→ **Your task**
Emit the entire listing verbatim.

→ **Records for the exercise**
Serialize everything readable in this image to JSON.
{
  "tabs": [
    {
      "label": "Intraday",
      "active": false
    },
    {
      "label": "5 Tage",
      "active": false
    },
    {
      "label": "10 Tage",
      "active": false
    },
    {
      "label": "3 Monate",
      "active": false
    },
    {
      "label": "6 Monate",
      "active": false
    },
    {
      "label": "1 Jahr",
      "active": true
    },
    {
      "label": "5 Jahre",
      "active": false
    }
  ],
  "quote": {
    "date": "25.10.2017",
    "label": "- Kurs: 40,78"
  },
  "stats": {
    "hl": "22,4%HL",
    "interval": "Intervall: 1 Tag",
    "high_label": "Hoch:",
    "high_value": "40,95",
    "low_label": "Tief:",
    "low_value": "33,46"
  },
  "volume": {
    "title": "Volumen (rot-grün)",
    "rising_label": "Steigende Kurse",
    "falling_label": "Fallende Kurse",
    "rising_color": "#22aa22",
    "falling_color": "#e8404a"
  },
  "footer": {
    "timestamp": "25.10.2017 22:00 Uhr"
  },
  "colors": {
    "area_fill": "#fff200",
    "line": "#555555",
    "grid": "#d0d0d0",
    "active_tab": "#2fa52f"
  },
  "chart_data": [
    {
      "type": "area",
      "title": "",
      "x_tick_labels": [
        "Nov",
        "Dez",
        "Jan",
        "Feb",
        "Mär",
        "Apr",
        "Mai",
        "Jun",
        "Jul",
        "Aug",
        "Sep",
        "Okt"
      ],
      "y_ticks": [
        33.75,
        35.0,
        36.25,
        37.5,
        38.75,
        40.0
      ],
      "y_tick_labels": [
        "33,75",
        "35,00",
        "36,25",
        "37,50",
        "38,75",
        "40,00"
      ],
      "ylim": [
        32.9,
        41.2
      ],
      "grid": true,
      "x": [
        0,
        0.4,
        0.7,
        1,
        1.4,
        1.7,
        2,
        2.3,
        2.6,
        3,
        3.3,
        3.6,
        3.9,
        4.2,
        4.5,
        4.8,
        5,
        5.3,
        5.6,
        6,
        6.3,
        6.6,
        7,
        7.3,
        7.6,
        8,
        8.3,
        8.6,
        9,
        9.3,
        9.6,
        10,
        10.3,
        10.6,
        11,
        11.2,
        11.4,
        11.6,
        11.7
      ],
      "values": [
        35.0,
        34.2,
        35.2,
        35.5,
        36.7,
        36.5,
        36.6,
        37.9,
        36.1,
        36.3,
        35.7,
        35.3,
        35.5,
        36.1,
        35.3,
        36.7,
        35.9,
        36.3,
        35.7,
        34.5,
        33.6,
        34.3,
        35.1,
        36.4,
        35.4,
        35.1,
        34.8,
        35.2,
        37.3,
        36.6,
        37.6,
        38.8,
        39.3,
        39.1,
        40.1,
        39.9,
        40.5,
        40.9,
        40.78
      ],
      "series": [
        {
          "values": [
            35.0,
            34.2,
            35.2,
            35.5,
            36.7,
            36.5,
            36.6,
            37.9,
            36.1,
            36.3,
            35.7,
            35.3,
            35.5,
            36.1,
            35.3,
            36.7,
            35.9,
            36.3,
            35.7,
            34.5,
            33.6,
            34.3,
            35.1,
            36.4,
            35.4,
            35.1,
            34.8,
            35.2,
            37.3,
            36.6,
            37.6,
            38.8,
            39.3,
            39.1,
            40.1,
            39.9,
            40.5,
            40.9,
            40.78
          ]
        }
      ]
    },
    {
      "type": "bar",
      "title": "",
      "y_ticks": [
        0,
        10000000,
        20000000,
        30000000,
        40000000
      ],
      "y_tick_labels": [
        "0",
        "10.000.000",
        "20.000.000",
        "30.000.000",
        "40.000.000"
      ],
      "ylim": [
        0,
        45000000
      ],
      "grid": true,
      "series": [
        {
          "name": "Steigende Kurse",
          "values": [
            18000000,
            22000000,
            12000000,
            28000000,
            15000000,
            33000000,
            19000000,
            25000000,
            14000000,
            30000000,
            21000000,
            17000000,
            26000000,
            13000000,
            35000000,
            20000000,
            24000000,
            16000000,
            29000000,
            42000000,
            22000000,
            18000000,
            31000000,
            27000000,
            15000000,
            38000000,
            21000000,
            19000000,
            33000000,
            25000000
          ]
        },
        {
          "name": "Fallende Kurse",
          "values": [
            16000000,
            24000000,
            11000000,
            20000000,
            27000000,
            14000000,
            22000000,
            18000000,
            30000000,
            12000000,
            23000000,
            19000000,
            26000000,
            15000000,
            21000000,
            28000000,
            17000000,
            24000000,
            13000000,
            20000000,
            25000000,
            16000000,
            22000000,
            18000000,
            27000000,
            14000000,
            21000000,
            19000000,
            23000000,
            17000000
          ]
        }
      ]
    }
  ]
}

→ **Solution**
Serialize everything readable in this image to JSON.
{
  "tabs": [
    {
      "label": "Intraday",
      "active": false
    },
    {
      "label": "5 Tage",
      "active": false
    },
    {
      "label": "10 Tage",
      "active": false
    },
    {
      "label": "3 Monate",
      "active": false
    },
    {
      "label": "6 Monate",
      "active": false
    },
    {
      "label": "1 Jahr",
      "active": true
    },
    {
      "label": "5 Jahre",
      "active": false
    }
  ],
  "quote": {
    "date": "25.10.2017",
    "label": "- Kurs: 40,78"
  },
  "stats": {
    "hl": "22,4%HL",
    "interval": "Intervall: 1 Tag",
    "high_label": "Hoch:",
    "high_value": "40,95",
    "low_label": "Tief:",
    "low_value": "33,46"
  },
  "volume": {
    "title": "Volumen (rot-grün)",
    "rising_label": "Steigende Kurse",
    "falling_label": "Fallende Kurse",
    "rising_color": "#22aa22",
    "falling_color": "#e8404a"
  },
  "footer": {
    "timestamp": "25.10.2017 22:00 Uhr"
  },
  "colors": {
    "area_fill": "#fff200",
    "line": "#555555",
    "grid": "#d0d0d0",
    "active_tab": "#2fa52f"
  },
  "chart_data": [
    {
      "type": "area",
      "title": "",
      "x_tick_labels": [
        "Nov",
        "Dez",
        "Jan",
        "Feb",
        "Mär",
        "Apr",
        "Mai",
        "Jun",
        "Jul",
        "Aug",
        "Sep",
        "Okt"
      ],
      "y_ticks": [
        33.75,
        35.0,
        36.25,
        37.5,
        38.75,
        40.0
      ],
      "y_tick_labels": [
        "33,75",
        "35,00",
        "36,25",
        "37,50",
        "38,75",
        "40,00"
      ],
      "ylim": [
        32.9,
        41.2
      ],
      "grid": true,
      "x": [
        0,
        0.4,
        0.7,
        1,
        1.4,
        1.7,
        2,
        2.3,
        2.6,
        3,
        3.3,
        3.6,
        3.9,
        4.2,
        4.5,
        4.8,
        5,
        5.3,
        5.6,
        6,
        6.3,
        6.6,
        7,
        7.3,
        7.6,
        8,
        8.3,
        8.6,
        9,
        9.3,
        9.6,
        10,
        10.3,
        10.6,
        11,
        11.2,
        11.4,
        11.6,
        11.7
      ],
      "values": [
        35.0,
        34.2,
        35.2,
        35.5,
        36.7,
        36.5,
        36.6,
        37.9,
        36.1,
        36.3,
        35.7,
        35.3,
        35.5,
        36.1,
        35.3,
        36.7,
        35.9,
        36.3,
        35.7,
        34.5,
        33.6,
        34.3,
        35.1,
        36.4,
        35.4,
        35.1,
        34.8,
        35.2,
        37.3,
        36.6,
        37.6,
        38.8,
        39.3,
        39.1,
        40.1,
        39.9,
        40.5,
        40.9,
        40.78
      ],
      "series": [
        {
          "values": [
            35.0,
            34.2,
            35.2,
            35.5,
            36.7,
            36.5,
            36.6,
            37.9,
            36.1,
            36.3,
            35.7,
            35.3,
            35.5,
            36.1,
            35.3,
            36.7,
            35.9,
            36.3,
            35.7,
            34.5,
            33.6,
            34.3,
            35.1,
            36.4,
            35.4,
            35.1,
            34.8,
            35.2,
            37.3,
            36.6,
            37.6,
            38.8,
            39.3,
            39.1,
            40.1,
            39.9,
            40.5,
            40.9,
            40.78
          ]
        }
      ]
    },
    {
      "type": "bar",
      "title": "",
      "y_ticks": [
        0,
        10000000,
        20000000,
        30000000,
        40000000
      ],
      "y_tick_labels": [
        "0",
        "10.000.000",
        "20.000.000",
        "30.000.000",
        "40.000.000"
      ],
      "ylim": [
        0,
        45000000
      ],
      "grid": true,
      "series": [
        {
          "name": "Steigende Kurse",
          "values": [
            18000000,
            22000000,
            12000000,
            28000000,
            15000000,
            33000000,
            19000000,
            25000000,
            14000000,
            30000000,
            21000000,
            17000000,
            26000000,
            13000000,
            35000000,
            20000000,
            24000000,
            16000000,
            29000000,
            42000000,
            22000000,
            18000000,
            31000000,
            27000000,
            15000000,
            38000000,
            21000000,
            19000000,
            33000000,
            25000000
          ]
        },
        {
          "name": "Fallende Kurse",
          "values": [
            16000000,
            24000000,
            11000000,
            20000000,
            27000000,
            14000000,
            22000000,
            18000000,
            30000000,
            12000000,
            23000000,
            19000000,
            26000000,
            15000000,
            21000000,
            28000000,
            17000000,
            24000000,
            13000000,
            20000000,
            25000000,
            16000000,
            22000000,
            18000000,
            27000000,
            14000000,
            21000000,
            19000000,
            23000000,
            17000000
          ]
        }
      ]
    }
  ]
}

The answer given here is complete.